Page content records:
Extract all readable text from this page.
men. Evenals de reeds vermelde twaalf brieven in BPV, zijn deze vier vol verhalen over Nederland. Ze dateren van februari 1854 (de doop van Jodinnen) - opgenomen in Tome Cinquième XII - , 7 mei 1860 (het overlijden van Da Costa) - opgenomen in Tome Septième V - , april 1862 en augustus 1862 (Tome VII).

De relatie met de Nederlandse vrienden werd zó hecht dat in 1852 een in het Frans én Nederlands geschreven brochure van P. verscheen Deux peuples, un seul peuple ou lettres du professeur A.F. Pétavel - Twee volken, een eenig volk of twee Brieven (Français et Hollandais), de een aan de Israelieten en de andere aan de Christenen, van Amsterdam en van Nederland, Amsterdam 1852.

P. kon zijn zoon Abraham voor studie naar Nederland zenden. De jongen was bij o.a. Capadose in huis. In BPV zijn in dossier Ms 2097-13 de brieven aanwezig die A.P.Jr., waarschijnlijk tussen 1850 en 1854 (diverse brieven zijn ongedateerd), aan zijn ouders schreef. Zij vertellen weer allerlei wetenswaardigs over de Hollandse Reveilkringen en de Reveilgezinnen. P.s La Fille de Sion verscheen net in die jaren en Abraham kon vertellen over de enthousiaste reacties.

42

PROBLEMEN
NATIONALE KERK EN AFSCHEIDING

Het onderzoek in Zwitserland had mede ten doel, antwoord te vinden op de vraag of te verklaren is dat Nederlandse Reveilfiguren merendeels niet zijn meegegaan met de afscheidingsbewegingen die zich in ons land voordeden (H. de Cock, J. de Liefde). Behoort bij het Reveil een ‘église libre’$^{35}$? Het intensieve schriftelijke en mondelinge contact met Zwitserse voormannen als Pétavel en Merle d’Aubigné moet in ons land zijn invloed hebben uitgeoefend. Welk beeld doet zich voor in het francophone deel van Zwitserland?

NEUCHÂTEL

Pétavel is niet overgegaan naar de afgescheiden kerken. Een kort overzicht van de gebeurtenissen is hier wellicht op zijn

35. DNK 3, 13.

Work request> Print all of the data exactly as it was given.

Written solution>
Extract all readable text from this page.
men. Evenals de reeds vermelde twaalf brieven in BPV, zijn deze vier vol verhalen over Nederland. Ze dateren van februari 1854 (de doop van Jodinnen) - opgenomen in Tome Cinquième XII - , 7 mei 1860 (het overlijden van Da Costa) - opgenomen in Tome Septième V - , april 1862 en augustus 1862 (Tome VII).

De relatie met de Nederlandse vrienden werd zó hecht dat in 1852 een in het Frans én Nederlands geschreven brochure van P. verscheen Deux peuples, un seul peuple ou lettres du professeur A.F. Pétavel - Twee volken, een eenig volk of twee Brieven (Français et Hollandais), de een aan de Israelieten en de andere aan de Christenen, van Amsterdam en van Nederland, Amsterdam 1852.

P. kon zijn zoon Abraham voor studie naar Nederland zenden. De jongen was bij o.a. Capadose in huis. In BPV zijn in dossier Ms 2097-13 de brieven aanwezig die A.P.Jr., waarschijnlijk tussen 1850 en 1854 (diverse brieven zijn ongedateerd), aan zijn ouders schreef. Zij vertellen weer allerlei wetenswaardigs over de Hollandse Reveilkringen en de Reveilgezinnen. P.s La Fille de Sion verscheen net in die jaren en Abraham kon vertellen over de enthousiaste reacties.

42

PROBLEMEN
NATIONALE KERK EN AFSCHEIDING

Het onderzoek in Zwitserland had mede ten doel, antwoord te vinden op de vraag of te verklaren is dat Nederlandse Reveilfiguren merendeels niet zijn meegegaan met de afscheidingsbewegingen die zich in ons land voordeden (H. de Cock, J. de Liefde). Behoort bij het Reveil een ‘église libre’$^{35}$? Het intensieve schriftelijke en mondelinge contact met Zwitserse voormannen als Pétavel en Merle d’Aubigné moet in ons land zijn invloed hebben uitgeoefend. Welk beeld doet zich voor in het francophone deel van Zwitserland?

NEUCHÂTEL

Pétavel is niet overgegaan naar de afgescheiden kerken. Een kort overzicht van de gebeurtenissen is hier wellicht op zijn

35. DNK 3, 13.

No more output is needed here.